Source data:
☆ ☆ ☆ ☆ ☆ ☆ ☆

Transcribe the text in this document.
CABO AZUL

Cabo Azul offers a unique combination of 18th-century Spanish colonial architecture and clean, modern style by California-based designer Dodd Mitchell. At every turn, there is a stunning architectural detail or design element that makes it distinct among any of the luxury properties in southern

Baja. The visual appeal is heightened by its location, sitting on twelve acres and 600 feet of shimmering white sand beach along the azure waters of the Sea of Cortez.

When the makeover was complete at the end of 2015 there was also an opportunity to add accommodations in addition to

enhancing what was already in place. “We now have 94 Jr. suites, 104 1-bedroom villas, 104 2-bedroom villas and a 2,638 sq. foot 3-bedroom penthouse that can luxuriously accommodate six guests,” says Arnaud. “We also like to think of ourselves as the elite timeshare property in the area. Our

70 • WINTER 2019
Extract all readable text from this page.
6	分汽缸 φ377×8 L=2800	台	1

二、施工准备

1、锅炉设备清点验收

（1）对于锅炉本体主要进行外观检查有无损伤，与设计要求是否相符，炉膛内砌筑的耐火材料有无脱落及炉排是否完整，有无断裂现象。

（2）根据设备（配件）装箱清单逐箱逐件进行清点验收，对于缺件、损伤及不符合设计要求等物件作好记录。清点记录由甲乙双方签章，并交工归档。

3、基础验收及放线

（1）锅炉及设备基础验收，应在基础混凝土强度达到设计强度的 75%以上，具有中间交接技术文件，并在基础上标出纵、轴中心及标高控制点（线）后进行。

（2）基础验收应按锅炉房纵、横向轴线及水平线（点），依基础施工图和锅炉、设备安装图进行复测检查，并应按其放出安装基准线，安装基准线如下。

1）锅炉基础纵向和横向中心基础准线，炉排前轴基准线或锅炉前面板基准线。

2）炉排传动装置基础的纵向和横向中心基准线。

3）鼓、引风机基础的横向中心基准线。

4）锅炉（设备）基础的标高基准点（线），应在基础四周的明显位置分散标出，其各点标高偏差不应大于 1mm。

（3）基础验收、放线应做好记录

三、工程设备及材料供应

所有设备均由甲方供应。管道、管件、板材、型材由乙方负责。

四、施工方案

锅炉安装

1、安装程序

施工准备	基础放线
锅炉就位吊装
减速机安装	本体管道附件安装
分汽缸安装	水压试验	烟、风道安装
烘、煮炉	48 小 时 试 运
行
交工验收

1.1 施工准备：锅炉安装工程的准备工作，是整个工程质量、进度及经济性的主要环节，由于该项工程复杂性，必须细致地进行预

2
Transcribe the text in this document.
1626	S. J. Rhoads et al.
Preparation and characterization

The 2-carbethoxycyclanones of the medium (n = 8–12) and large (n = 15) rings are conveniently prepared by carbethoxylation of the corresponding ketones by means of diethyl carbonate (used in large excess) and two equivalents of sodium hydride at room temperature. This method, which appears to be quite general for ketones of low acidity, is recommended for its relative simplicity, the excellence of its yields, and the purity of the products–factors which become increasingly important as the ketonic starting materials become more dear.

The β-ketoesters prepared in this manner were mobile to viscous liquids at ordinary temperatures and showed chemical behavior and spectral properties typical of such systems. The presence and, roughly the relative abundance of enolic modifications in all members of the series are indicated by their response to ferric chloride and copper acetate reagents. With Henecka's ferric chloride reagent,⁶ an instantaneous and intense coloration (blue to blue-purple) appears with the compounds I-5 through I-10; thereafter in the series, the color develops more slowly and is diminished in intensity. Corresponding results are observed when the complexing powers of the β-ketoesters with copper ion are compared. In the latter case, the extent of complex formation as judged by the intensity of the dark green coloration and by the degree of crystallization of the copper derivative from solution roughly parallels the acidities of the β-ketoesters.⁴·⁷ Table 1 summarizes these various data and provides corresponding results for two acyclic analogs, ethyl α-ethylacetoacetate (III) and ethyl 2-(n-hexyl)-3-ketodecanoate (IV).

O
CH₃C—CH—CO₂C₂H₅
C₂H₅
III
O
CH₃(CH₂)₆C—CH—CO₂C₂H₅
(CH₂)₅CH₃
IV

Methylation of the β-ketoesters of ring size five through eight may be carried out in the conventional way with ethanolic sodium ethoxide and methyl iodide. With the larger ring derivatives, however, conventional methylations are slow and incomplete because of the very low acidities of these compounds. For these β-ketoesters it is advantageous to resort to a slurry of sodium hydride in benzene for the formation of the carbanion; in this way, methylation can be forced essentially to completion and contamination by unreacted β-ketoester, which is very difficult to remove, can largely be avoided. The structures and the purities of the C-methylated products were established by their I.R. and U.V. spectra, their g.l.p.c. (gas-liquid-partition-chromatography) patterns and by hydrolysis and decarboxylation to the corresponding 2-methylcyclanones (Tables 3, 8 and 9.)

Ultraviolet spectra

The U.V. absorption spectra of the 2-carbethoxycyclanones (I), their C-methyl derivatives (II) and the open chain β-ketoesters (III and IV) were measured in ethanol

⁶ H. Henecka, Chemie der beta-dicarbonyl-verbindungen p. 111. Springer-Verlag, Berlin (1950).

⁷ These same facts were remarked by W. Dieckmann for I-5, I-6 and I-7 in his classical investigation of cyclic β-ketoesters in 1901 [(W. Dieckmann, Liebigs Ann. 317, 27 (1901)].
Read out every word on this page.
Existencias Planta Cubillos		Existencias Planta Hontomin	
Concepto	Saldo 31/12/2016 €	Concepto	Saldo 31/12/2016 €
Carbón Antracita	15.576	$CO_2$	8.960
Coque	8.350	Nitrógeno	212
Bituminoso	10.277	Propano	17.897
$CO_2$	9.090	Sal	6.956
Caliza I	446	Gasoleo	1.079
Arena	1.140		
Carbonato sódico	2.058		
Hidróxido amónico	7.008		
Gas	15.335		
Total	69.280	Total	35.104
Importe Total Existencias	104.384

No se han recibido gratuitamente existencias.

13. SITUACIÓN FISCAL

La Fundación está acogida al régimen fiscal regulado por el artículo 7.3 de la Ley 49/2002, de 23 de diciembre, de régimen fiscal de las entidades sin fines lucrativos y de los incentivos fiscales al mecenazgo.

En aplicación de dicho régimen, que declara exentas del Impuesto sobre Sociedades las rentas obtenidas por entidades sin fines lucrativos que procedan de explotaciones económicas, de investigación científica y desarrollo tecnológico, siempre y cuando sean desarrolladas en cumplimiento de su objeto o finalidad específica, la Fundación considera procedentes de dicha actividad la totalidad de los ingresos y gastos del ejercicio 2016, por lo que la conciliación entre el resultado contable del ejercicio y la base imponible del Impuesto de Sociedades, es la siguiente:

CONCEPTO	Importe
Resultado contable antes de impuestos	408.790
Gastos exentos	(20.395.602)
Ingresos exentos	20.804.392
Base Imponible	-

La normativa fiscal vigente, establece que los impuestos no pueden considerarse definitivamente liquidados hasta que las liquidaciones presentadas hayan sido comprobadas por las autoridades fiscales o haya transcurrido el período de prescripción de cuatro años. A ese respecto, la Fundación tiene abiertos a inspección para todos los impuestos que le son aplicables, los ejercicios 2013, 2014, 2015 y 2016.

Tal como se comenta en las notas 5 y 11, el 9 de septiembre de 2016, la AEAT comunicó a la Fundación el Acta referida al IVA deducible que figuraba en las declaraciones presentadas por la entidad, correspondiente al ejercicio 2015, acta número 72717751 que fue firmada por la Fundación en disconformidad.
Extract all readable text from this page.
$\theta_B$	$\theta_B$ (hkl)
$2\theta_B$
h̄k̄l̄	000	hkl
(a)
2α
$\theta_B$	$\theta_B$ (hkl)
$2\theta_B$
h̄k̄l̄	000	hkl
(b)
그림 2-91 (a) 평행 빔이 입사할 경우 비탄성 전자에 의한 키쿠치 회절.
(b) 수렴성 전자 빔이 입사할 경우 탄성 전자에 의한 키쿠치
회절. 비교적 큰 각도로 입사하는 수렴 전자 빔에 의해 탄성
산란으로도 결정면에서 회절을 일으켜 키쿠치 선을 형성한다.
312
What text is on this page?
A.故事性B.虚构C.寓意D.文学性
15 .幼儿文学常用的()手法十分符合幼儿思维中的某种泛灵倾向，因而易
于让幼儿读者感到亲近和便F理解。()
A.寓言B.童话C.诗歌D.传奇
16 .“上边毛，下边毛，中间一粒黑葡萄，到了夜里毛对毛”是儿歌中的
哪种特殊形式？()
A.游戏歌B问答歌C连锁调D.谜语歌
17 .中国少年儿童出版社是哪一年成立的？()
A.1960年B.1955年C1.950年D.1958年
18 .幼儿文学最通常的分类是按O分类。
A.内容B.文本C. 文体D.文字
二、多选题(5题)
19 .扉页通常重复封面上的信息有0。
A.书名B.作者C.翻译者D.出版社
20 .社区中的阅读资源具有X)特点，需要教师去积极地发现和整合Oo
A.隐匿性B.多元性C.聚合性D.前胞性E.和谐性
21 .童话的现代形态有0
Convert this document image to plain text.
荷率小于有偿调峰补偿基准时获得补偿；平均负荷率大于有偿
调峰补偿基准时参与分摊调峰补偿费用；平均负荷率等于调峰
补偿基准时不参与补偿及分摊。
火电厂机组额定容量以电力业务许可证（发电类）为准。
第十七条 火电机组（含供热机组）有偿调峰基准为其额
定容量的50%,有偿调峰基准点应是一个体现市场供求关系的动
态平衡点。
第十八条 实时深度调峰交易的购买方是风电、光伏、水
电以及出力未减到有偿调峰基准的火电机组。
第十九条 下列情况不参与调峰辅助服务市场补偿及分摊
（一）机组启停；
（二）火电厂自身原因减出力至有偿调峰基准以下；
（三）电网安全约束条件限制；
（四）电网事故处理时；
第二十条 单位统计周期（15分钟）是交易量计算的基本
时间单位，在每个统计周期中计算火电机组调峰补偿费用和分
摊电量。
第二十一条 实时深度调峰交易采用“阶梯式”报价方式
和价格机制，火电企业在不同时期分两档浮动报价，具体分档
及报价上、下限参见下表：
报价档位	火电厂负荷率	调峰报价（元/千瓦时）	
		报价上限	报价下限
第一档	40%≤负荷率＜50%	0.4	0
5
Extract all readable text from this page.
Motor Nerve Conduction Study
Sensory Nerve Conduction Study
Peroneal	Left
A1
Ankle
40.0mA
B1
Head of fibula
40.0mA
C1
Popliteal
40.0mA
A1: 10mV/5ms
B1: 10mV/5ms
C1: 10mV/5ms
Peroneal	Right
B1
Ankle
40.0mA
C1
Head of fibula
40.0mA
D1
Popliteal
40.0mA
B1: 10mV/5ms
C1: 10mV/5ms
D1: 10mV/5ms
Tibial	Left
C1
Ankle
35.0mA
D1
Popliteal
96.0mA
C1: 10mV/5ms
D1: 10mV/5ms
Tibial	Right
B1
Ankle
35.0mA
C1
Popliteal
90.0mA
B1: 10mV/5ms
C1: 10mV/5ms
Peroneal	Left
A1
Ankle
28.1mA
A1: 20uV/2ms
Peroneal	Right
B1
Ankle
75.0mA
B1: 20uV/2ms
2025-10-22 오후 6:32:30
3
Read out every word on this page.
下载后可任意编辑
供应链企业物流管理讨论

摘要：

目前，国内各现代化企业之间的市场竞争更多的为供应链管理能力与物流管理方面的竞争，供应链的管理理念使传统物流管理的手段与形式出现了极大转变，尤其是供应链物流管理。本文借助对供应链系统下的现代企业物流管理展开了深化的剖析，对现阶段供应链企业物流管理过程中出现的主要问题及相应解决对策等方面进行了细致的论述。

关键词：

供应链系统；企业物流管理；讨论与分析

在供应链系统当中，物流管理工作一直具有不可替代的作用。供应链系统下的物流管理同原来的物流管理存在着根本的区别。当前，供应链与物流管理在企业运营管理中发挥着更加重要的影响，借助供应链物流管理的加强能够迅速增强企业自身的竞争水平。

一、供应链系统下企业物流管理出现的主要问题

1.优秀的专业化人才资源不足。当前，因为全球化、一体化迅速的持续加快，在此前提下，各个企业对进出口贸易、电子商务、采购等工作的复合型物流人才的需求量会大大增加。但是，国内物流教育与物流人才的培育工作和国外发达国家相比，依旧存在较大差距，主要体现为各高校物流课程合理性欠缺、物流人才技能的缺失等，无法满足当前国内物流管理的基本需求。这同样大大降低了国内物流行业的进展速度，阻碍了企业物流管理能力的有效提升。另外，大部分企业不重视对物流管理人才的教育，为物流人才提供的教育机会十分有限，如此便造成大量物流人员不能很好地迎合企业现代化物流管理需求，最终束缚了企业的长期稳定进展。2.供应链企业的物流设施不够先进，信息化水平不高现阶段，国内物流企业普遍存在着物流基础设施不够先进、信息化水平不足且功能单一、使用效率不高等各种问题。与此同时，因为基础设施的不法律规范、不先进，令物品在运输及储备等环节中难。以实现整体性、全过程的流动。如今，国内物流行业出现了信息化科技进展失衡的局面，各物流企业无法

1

☆ ☆ ☆ ☆ ☆ ☆ ☆

What needs to be done: Take every line that includes the string "Conduction" and copy it.

Completed task:
Motor Nerve Conduction Study
Sensory Nerve Conduction Study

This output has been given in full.